(A block of data)
-- START --

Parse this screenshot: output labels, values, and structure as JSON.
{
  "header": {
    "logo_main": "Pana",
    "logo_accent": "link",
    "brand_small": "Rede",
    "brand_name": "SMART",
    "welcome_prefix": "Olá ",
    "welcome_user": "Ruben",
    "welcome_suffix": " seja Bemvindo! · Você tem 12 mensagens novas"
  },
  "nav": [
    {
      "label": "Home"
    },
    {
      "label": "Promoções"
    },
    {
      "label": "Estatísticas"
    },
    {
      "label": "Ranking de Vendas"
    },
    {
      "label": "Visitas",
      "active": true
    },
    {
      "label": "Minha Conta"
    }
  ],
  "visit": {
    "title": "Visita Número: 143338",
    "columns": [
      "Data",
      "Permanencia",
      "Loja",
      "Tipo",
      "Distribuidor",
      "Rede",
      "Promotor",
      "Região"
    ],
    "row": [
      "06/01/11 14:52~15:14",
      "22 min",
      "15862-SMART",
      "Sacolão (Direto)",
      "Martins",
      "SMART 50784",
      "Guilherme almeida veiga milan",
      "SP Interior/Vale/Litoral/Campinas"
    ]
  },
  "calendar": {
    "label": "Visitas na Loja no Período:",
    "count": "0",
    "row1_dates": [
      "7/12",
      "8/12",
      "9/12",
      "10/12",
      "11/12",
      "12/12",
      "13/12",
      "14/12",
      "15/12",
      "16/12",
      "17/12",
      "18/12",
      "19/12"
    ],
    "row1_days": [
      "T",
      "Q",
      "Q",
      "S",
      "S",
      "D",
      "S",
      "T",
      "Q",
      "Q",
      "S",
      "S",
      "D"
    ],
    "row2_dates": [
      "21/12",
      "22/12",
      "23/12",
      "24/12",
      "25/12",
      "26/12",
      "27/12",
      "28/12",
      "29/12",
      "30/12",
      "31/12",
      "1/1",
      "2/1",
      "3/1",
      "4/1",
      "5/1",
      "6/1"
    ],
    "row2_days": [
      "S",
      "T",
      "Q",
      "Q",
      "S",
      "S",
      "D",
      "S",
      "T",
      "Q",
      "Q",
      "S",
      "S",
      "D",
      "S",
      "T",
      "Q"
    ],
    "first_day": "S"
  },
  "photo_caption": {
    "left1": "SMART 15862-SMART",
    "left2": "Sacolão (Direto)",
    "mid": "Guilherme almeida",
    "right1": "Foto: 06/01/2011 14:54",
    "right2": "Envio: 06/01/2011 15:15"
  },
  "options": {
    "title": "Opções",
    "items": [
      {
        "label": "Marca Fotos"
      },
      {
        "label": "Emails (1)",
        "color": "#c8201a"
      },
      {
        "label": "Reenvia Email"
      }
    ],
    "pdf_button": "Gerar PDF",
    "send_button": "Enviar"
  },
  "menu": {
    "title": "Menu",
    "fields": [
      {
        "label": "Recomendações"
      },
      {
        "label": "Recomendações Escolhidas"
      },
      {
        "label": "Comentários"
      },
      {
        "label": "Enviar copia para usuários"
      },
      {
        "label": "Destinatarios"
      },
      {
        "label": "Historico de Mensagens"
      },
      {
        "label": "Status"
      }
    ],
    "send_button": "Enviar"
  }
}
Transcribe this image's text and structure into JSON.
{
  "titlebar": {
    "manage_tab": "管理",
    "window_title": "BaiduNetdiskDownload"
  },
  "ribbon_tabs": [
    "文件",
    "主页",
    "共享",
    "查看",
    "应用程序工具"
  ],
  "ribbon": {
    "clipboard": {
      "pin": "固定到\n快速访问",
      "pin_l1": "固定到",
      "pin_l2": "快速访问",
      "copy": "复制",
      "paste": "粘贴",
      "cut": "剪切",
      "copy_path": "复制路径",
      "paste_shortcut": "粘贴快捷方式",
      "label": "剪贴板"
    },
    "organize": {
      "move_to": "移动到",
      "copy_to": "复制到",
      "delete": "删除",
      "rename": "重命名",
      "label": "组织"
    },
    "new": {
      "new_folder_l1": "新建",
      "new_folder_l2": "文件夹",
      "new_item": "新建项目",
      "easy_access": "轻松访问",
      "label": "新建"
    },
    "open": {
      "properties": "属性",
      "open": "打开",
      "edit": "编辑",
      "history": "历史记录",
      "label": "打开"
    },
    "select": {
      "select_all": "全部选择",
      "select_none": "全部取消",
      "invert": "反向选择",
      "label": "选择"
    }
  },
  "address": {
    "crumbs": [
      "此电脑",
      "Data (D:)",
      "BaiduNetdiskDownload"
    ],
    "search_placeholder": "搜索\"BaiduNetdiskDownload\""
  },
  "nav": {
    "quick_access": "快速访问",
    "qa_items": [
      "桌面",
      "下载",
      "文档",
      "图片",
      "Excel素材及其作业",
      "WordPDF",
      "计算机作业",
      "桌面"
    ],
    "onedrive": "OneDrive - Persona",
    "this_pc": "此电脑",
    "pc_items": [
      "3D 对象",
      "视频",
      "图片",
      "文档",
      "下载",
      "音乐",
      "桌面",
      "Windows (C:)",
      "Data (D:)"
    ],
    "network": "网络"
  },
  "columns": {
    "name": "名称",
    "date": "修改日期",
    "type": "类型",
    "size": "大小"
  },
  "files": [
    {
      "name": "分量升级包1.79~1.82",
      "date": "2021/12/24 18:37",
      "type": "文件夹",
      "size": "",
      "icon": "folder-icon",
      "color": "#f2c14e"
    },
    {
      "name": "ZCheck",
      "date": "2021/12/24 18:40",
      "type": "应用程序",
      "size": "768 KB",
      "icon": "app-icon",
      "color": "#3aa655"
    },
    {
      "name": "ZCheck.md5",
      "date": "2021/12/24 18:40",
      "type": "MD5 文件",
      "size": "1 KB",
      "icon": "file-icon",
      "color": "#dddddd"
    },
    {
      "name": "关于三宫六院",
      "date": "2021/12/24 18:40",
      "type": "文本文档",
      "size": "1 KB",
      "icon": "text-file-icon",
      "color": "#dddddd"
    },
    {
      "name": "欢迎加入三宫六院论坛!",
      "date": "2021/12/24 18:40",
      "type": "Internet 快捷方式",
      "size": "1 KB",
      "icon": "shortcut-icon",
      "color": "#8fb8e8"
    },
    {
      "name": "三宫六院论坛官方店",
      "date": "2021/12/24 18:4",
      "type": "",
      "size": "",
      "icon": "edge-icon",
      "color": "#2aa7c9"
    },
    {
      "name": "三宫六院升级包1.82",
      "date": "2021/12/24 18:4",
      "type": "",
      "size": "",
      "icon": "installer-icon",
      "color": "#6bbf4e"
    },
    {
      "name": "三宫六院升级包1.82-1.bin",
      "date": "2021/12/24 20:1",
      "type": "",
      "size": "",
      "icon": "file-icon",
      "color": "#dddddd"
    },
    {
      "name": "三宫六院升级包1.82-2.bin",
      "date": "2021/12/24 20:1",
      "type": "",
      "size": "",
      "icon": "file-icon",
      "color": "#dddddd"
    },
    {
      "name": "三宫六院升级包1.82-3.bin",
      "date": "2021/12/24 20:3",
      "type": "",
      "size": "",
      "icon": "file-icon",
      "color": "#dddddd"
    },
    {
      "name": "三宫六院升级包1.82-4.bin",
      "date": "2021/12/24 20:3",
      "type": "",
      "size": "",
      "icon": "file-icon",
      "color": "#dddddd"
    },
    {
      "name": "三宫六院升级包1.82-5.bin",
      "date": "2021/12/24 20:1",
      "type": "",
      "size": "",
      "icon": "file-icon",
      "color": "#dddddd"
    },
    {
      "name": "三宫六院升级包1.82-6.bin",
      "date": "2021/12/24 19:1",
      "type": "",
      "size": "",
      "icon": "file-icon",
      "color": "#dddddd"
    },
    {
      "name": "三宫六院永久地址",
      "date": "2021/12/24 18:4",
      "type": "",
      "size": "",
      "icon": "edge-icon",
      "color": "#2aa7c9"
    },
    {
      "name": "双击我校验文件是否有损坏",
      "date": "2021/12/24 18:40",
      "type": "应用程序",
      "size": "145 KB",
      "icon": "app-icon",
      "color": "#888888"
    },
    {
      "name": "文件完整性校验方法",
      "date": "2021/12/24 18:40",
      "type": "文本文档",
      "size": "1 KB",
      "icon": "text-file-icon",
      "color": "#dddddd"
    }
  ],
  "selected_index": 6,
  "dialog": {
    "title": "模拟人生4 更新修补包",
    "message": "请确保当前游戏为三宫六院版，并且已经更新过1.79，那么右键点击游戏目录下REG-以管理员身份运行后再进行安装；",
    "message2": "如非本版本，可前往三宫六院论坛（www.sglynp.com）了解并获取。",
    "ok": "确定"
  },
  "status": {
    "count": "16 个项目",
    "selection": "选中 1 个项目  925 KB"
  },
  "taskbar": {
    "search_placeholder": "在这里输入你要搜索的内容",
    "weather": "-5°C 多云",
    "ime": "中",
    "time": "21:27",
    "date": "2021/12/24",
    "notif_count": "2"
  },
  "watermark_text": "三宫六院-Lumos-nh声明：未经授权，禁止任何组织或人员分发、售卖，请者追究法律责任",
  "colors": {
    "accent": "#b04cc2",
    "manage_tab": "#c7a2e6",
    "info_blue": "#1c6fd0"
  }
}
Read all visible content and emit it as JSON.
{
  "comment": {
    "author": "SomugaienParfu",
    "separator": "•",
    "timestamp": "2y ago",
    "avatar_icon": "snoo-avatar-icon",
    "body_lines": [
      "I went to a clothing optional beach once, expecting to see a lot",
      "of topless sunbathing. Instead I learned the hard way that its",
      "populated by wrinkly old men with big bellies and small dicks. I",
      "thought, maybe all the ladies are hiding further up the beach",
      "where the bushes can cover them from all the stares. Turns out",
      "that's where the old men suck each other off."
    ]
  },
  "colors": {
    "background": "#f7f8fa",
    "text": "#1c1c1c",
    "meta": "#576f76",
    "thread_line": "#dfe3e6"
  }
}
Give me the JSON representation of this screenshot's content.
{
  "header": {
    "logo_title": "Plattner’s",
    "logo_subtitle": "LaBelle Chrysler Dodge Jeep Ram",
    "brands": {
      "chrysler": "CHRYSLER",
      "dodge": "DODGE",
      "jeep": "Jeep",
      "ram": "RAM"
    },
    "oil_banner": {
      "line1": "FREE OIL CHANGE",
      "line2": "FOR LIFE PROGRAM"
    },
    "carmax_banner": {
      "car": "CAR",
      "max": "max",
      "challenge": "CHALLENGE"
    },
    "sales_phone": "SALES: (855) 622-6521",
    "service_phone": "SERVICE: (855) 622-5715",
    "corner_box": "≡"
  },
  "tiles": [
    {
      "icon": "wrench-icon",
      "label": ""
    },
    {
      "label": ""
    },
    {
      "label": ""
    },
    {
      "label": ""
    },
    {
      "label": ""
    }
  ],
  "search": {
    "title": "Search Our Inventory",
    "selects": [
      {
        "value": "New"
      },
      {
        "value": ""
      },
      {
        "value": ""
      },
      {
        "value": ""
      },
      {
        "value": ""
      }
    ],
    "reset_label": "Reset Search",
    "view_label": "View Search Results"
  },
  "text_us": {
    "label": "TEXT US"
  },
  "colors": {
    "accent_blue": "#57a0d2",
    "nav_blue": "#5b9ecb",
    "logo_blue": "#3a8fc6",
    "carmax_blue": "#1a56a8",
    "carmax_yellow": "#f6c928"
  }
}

-- END --

* **WHAT IS REQUIRED**
Determine how many lines of the material include the string "Jeep". Output only that count.

* **SOLUTION TO THIS PROBLEM**
2